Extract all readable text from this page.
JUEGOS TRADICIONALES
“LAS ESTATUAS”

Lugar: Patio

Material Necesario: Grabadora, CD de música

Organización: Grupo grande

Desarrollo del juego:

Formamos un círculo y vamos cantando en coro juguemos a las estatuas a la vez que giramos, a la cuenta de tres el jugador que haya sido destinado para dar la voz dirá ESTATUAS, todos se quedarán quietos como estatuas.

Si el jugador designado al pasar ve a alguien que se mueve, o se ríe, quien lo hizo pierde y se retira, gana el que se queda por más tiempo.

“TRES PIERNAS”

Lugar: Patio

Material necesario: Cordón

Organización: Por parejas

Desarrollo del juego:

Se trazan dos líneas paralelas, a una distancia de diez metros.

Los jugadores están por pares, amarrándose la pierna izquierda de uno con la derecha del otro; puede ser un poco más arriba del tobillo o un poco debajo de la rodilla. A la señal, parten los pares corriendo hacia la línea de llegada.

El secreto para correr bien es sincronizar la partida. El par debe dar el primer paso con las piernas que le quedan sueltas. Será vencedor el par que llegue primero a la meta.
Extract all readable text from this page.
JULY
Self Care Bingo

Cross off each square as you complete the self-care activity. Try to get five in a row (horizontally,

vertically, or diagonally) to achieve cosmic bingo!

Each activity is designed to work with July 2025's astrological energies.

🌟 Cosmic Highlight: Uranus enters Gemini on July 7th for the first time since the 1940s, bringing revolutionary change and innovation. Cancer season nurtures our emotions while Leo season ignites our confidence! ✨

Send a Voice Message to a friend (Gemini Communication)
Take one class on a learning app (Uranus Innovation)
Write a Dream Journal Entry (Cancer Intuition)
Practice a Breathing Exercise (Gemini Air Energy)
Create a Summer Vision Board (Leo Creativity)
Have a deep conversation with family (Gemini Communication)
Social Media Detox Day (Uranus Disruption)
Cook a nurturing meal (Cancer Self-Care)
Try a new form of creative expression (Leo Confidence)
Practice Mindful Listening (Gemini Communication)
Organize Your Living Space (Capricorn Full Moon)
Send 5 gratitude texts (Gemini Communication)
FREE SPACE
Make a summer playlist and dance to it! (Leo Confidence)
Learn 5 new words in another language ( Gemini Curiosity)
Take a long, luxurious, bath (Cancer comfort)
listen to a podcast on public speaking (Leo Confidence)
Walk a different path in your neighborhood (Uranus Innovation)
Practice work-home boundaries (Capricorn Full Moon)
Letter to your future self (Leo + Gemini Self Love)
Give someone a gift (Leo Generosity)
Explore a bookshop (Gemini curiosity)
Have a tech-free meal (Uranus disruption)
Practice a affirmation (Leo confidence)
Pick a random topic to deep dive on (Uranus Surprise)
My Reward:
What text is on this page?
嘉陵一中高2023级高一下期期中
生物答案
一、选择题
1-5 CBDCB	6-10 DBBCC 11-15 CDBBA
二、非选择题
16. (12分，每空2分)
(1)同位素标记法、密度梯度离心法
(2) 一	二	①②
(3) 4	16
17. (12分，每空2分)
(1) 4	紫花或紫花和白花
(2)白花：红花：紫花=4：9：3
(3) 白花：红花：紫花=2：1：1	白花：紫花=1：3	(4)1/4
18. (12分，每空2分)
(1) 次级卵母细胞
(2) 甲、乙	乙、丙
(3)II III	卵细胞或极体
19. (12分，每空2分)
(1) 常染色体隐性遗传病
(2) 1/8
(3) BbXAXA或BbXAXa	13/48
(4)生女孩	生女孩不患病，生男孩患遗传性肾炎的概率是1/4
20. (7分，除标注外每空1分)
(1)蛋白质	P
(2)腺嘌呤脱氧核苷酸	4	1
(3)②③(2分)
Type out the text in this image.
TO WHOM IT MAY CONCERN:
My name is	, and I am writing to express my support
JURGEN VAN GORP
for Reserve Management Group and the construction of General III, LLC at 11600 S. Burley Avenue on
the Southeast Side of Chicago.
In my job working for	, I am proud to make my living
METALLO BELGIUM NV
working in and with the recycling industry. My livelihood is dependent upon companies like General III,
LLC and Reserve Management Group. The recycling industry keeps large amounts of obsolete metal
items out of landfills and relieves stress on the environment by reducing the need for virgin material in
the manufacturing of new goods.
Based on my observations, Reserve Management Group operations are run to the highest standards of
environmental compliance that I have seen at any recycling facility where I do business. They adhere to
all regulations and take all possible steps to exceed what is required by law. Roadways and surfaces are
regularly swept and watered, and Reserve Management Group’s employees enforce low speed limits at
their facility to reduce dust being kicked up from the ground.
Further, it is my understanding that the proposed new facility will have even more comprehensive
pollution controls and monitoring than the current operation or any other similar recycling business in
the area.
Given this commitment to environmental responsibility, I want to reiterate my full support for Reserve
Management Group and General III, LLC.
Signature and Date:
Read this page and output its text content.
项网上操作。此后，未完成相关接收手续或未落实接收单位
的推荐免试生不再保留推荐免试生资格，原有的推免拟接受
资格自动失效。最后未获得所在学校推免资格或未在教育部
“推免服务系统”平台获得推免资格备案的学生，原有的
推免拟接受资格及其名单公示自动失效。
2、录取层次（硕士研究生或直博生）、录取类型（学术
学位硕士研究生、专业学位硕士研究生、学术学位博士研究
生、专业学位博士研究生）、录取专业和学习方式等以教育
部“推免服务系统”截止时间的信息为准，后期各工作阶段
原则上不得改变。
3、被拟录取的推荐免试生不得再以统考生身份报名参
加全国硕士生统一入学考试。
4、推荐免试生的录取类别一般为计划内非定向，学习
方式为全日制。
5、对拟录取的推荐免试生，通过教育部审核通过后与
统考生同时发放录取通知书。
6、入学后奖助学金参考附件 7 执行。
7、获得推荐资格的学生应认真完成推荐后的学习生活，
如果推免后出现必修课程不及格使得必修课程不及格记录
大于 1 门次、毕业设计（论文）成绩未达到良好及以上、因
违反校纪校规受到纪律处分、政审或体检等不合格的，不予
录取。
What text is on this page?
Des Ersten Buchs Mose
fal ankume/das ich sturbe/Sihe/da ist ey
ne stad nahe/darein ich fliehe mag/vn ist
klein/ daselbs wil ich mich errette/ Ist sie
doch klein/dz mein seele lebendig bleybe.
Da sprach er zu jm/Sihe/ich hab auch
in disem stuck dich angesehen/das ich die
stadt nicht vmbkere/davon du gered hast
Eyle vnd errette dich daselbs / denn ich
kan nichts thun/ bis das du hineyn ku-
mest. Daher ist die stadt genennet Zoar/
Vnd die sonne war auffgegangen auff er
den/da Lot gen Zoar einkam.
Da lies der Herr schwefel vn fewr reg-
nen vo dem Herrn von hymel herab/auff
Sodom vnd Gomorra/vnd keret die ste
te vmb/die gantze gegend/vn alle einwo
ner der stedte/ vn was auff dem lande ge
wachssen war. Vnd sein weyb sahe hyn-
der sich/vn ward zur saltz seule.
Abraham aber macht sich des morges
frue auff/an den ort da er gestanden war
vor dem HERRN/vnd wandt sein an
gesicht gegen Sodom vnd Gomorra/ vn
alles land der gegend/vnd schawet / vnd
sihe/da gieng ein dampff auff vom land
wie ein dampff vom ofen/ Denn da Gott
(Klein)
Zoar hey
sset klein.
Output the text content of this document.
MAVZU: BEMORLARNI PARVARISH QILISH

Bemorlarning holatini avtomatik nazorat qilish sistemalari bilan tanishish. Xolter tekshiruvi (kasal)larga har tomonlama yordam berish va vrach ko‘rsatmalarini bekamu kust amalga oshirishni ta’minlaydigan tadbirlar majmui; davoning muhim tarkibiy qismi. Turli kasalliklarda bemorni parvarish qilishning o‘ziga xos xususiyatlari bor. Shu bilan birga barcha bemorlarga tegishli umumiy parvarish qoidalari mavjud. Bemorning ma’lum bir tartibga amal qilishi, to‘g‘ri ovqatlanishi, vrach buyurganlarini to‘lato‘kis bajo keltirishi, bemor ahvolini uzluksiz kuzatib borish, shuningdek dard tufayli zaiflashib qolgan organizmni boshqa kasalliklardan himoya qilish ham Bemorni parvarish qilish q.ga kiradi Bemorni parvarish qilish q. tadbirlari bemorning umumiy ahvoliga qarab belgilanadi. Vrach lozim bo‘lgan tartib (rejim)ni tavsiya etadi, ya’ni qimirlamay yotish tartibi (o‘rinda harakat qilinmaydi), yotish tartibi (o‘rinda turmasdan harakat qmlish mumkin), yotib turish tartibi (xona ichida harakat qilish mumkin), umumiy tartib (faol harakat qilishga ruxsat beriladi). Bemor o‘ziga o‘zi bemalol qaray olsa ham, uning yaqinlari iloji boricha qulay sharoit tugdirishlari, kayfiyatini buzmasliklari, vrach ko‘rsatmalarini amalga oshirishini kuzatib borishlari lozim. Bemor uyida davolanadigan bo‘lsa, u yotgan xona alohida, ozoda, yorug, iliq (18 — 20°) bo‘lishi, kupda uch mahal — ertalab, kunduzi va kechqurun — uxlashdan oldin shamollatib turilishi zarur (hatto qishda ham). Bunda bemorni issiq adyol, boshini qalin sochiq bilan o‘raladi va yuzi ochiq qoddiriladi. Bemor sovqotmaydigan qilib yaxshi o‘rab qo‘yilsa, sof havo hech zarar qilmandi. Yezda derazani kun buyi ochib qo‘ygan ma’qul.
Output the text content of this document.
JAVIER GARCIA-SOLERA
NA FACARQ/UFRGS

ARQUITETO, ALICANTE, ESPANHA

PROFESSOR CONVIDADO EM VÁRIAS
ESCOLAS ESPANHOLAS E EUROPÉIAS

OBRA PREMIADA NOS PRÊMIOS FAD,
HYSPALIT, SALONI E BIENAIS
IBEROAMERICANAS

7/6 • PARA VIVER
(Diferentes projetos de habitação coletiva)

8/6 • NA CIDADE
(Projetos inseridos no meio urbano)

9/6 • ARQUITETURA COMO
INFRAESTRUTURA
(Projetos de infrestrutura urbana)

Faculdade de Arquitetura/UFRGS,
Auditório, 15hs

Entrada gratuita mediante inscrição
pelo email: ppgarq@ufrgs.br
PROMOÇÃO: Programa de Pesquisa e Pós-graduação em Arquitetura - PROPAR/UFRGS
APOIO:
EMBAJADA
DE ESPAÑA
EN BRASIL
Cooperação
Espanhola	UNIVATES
————————
#### WHAT YOU HAVE TO DO
The answer must consist solely of the number of lines in the entries that contain the word "Send".

#### REPLY
2